TASK ▸
Write the line that includes "Output the text content of this document." and all subsequent lines, exactly as written, and nothing more.

[Records contained in a dataset]
---*---
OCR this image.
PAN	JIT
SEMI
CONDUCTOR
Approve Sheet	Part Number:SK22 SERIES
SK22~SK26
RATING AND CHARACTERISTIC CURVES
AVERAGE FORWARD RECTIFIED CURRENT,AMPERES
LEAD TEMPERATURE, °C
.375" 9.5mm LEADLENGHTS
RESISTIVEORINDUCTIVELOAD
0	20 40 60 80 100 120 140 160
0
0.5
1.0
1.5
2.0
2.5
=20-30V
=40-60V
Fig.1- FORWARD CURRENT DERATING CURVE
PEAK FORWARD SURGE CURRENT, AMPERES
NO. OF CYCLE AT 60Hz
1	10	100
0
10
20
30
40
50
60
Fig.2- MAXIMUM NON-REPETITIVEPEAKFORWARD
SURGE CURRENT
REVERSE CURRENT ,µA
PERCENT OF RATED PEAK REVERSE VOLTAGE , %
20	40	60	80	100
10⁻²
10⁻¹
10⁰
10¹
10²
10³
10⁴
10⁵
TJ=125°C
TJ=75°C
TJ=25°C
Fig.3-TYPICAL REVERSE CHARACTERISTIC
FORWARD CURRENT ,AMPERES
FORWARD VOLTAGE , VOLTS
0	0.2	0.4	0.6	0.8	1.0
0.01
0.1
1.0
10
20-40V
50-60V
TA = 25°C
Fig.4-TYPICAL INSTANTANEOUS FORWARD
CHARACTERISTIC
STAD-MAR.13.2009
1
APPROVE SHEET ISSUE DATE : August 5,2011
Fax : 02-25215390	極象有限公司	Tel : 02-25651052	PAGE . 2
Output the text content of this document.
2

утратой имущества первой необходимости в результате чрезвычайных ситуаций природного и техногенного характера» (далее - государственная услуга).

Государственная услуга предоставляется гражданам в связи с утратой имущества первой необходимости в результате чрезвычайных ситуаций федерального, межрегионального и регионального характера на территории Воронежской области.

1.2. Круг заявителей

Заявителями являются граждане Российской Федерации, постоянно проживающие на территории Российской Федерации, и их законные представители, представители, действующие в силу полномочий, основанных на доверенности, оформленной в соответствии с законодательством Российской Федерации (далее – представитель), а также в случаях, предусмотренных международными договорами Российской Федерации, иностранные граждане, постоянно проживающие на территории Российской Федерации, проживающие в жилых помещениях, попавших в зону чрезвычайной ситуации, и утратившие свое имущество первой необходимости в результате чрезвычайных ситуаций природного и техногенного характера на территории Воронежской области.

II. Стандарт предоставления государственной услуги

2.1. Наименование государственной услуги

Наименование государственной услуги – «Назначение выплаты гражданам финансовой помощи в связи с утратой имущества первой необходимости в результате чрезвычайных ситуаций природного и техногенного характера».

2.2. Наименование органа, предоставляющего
---*---
EXERCISE SOLUTION ▸
Output the text content of this document.
2

утратой имущества первой необходимости в результате чрезвычайных ситуаций природного и техногенного характера» (далее - государственная услуга).

Государственная услуга предоставляется гражданам в связи с утратой имущества первой необходимости в результате чрезвычайных ситуаций федерального, межрегионального и регионального характера на территории Воронежской области.

1.2. Круг заявителей

Заявителями являются граждане Российской Федерации, постоянно проживающие на территории Российской Федерации, и их законные представители, представители, действующие в силу полномочий, основанных на доверенности, оформленной в соответствии с законодательством Российской Федерации (далее – представитель), а также в случаях, предусмотренных международными договорами Российской Федерации, иностранные граждане, постоянно проживающие на территории Российской Федерации, проживающие в жилых помещениях, попавших в зону чрезвычайной ситуации, и утратившие свое имущество первой необходимости в результате чрезвычайных ситуаций природного и техногенного характера на территории Воронежской области.

II. Стандарт предоставления государственной услуги

2.1. Наименование государственной услуги

Наименование государственной услуги – «Назначение выплаты гражданам финансовой помощи в связи с утратой имущества первой необходимости в результате чрезвычайных ситуаций природного и техногенного характера».

2.2. Наименование органа, предоставляющего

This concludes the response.